**WHAT YOU WILL DO**
Examine each line of the data. Copy those that contain the string "amet".
── DATA ROWS ──
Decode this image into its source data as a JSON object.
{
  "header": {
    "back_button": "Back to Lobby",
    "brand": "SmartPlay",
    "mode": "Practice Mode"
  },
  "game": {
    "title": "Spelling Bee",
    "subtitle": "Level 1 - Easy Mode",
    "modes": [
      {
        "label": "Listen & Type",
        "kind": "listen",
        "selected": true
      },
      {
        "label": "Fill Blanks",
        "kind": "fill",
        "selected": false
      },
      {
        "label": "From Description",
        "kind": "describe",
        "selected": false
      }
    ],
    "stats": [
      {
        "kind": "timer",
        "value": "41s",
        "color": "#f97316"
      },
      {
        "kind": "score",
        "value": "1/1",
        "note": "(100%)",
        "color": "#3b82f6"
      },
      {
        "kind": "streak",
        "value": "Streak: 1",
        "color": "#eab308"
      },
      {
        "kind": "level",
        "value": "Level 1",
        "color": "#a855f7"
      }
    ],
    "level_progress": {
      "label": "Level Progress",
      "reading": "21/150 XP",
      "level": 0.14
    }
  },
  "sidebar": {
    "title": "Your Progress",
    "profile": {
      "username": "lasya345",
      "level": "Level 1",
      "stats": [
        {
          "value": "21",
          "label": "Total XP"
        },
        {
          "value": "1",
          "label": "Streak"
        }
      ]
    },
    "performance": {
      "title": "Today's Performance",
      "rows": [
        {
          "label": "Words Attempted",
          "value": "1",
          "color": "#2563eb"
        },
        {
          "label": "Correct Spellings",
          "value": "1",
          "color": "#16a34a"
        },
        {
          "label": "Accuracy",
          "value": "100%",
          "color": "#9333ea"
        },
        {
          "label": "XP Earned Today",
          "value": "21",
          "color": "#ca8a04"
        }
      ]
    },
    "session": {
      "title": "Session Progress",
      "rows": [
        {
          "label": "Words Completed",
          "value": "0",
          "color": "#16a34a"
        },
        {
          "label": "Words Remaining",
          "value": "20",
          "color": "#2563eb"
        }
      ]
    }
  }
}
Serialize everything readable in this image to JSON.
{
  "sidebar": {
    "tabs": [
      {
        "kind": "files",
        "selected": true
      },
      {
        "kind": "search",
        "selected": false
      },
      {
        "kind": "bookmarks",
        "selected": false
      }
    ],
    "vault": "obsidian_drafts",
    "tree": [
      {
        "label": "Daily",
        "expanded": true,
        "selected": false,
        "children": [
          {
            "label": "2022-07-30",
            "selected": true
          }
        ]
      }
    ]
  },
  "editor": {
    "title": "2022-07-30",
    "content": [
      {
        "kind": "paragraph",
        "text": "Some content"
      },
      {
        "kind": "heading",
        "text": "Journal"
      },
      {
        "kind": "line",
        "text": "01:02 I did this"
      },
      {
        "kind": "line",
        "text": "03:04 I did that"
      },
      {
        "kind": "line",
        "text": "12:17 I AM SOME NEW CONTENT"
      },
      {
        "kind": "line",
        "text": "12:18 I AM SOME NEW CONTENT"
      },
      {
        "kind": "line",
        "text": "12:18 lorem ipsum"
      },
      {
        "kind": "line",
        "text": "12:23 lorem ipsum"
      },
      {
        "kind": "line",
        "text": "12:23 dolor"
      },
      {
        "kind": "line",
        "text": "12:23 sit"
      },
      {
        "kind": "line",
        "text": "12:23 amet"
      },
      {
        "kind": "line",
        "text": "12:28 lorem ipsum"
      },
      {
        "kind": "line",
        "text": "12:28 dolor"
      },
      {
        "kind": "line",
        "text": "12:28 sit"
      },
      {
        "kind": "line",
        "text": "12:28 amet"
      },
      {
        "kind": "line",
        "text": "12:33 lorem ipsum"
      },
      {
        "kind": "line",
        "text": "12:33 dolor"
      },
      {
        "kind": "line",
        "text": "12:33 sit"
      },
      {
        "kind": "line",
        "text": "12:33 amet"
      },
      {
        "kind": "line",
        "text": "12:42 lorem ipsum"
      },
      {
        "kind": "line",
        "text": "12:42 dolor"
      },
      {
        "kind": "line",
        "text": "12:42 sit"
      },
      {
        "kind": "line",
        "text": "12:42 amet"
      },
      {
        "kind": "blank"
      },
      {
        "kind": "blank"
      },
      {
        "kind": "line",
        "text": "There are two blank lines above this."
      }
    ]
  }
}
───
**RESPONSE**
        "text": "12:23 amet"
        "text": "12:28 amet"
        "text": "12:33 amet"
        "text": "12:42 amet"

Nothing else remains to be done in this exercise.